Given instruction >> Of the lines listed below, how many contain the string "actividad"? Answer with the number alone.

Source records:
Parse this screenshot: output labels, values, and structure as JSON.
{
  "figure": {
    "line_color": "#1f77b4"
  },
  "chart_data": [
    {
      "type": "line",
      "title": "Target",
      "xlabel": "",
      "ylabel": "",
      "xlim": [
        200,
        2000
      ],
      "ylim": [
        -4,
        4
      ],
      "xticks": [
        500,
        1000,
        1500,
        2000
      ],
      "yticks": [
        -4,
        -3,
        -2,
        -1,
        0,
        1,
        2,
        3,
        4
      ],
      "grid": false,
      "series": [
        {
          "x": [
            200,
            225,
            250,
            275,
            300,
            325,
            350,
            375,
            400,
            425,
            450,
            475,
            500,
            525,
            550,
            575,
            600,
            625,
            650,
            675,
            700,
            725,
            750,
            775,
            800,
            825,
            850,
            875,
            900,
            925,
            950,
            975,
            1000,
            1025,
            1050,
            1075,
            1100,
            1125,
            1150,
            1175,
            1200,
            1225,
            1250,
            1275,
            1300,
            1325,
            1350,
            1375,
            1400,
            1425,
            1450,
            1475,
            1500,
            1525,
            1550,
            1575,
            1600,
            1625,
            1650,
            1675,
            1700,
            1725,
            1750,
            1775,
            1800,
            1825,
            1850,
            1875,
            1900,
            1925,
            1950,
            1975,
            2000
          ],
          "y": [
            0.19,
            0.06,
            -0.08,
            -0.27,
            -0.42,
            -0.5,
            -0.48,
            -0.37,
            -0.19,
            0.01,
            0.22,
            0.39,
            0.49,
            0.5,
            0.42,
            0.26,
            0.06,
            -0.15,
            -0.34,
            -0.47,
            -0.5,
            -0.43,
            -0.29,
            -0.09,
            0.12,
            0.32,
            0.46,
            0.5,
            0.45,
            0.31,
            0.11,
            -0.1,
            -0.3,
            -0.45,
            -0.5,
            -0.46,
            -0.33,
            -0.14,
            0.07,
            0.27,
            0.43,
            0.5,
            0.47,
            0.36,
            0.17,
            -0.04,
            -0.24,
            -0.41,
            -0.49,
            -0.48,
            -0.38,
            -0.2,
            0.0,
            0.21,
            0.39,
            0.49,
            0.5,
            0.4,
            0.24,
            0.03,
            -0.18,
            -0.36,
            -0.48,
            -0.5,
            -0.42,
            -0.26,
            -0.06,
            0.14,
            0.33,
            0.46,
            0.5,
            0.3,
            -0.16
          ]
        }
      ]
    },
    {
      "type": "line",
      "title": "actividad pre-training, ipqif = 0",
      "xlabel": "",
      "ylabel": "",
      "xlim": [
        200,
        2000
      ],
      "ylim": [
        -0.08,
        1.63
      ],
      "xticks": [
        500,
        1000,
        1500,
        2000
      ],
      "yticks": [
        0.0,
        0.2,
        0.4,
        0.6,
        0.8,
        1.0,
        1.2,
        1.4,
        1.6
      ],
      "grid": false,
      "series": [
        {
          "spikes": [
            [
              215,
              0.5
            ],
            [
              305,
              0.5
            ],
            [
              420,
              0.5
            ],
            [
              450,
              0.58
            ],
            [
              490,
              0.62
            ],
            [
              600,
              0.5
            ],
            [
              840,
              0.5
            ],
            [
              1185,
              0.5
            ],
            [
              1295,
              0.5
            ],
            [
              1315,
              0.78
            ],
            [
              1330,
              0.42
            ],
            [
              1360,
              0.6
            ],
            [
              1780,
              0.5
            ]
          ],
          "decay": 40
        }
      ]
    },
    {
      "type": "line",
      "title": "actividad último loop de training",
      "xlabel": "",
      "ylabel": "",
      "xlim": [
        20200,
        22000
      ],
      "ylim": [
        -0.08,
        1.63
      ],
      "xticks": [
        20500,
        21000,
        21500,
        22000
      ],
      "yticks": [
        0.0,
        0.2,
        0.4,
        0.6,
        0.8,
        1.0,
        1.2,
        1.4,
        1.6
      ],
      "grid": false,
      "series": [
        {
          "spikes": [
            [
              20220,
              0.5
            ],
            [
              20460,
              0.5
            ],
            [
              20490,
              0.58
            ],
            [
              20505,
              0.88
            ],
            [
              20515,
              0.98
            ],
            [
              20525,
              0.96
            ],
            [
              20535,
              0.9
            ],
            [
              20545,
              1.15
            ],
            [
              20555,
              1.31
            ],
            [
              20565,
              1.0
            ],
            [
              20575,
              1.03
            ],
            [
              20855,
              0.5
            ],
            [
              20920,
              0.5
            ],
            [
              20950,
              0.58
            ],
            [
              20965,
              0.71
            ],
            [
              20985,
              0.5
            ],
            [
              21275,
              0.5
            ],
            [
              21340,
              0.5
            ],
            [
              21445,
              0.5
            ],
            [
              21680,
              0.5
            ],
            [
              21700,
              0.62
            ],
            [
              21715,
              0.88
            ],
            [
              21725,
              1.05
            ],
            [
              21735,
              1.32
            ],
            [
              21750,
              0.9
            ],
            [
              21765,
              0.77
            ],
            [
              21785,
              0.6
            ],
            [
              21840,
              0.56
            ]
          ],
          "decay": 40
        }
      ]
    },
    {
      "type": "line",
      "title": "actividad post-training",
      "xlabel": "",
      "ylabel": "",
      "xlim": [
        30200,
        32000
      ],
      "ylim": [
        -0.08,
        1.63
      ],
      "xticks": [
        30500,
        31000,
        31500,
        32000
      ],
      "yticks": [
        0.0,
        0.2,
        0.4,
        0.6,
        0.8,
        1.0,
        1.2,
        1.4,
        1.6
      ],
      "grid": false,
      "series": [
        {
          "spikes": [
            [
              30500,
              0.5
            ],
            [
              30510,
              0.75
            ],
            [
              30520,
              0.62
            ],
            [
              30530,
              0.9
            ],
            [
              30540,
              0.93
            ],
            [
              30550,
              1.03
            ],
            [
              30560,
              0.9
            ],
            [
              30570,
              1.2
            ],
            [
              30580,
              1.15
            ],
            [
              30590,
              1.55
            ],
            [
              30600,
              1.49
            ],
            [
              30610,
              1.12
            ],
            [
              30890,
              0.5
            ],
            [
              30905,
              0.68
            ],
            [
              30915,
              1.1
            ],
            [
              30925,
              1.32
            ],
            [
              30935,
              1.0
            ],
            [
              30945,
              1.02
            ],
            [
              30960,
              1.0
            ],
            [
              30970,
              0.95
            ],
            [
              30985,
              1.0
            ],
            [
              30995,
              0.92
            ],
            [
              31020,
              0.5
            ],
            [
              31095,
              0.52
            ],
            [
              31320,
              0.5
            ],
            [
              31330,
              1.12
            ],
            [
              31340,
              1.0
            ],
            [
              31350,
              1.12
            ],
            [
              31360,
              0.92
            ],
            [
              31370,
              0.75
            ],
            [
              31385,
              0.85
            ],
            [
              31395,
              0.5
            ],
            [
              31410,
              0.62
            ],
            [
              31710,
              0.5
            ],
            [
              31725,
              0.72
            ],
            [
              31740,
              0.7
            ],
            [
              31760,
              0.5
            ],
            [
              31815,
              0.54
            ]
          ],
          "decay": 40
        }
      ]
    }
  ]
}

Result >> 3